= Task brief =
Copy every line of the records below word for word, leaving out the pictures.

— Start of Recorded data —

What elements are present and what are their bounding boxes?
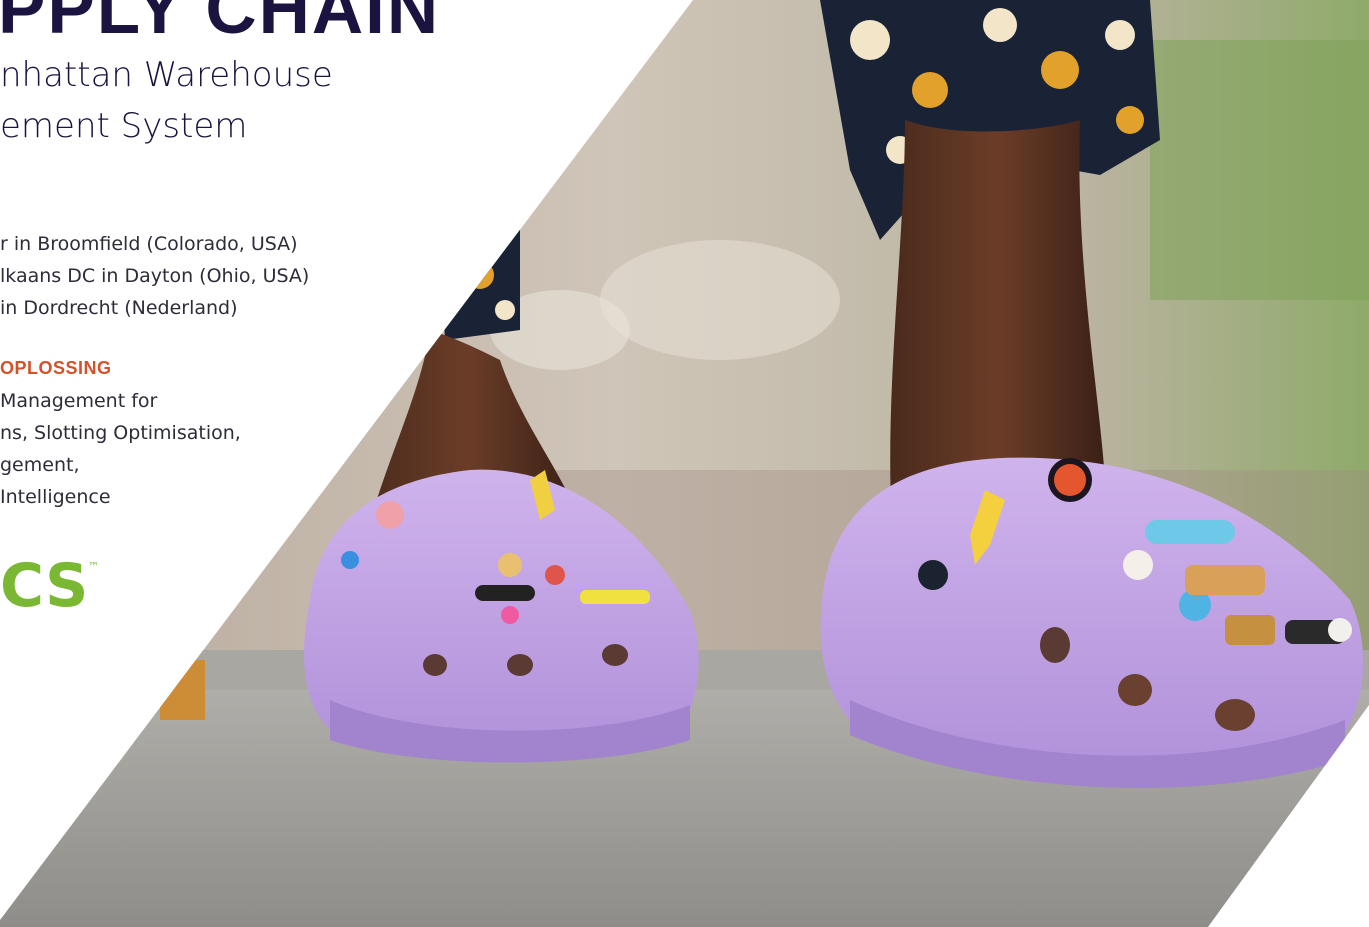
page-title: PPLY CHAIN [0, 0, 441, 49]
location-list: r in Broomfield (Colorado, USA) lkaans D… [0, 228, 309, 324]
logo-text: CS [0, 551, 88, 610]
logo-trademark: ™ [88, 560, 99, 573]
subtitle-line: nhattan Warehouse [0, 55, 333, 95]
solution-heading: OPLOSSING [0, 358, 112, 378]
subtitle-line: ement System [0, 106, 248, 146]
location-item: in Dordrecht (Nederland) [0, 297, 238, 319]
page-subtitle: nhattan Warehouse ement System [0, 50, 333, 152]
location-item: r in Broomfield (Colorado, USA) [0, 233, 298, 255]
solution-line: gement, [0, 454, 80, 476]
text-panel: PPLY CHAIN nhattan Warehouse ement Syste… [0, 0, 700, 927]
solution-line: Management for [0, 390, 158, 412]
solution-line: Intelligence [0, 486, 111, 508]
solution-line: ns, Slotting Optimisation, [0, 422, 241, 444]
solution-body: Management for ns, Slotting Optimisation… [0, 385, 241, 513]
crocs-logo: CS ™ [0, 551, 99, 610]
location-item: lkaans DC in Dayton (Ohio, USA) [0, 265, 310, 287]
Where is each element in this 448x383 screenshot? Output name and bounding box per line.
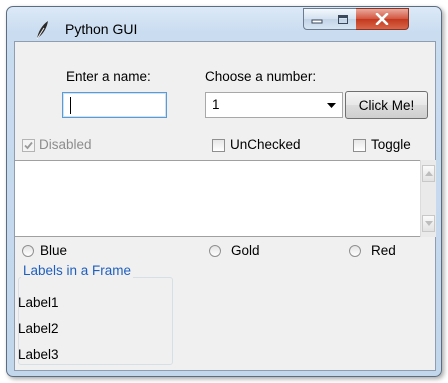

— End of Recorded data —

= Reply to the task =
What elements are present and what are their bounding boxes?
page-title: PPLY CHAIN [0, 0, 441, 49]
location-list: r in Broomfield (Colorado, USA) lkaans D… [0, 228, 309, 324]
logo-text: CS [0, 551, 88, 610]
logo-trademark: ™ [88, 560, 99, 573]
subtitle-line: nhattan Warehouse [0, 55, 333, 95]
solution-heading: OPLOSSING [0, 358, 112, 378]
subtitle-line: ement System [0, 106, 248, 146]
location-item: in Dordrecht (Nederland) [0, 297, 238, 319]
page-subtitle: nhattan Warehouse ement System [0, 50, 333, 152]
location-item: r in Broomfield (Colorado, USA) [0, 233, 298, 255]
solution-line: gement, [0, 454, 80, 476]
text-panel: PPLY CHAIN nhattan Warehouse ement Syste… [0, 0, 700, 927]
solution-line: Management for [0, 390, 158, 412]
solution-line: Intelligence [0, 486, 111, 508]
solution-line: ns, Slotting Optimisation, [0, 422, 241, 444]
solution-body: Management for ns, Slotting Optimisation… [0, 385, 241, 513]
crocs-logo: CS ™ [0, 551, 99, 610]
location-item: lkaans DC in Dayton (Ohio, USA) [0, 265, 310, 287]
Where is each element in this 448x383 screenshot? Output name and bounding box per line.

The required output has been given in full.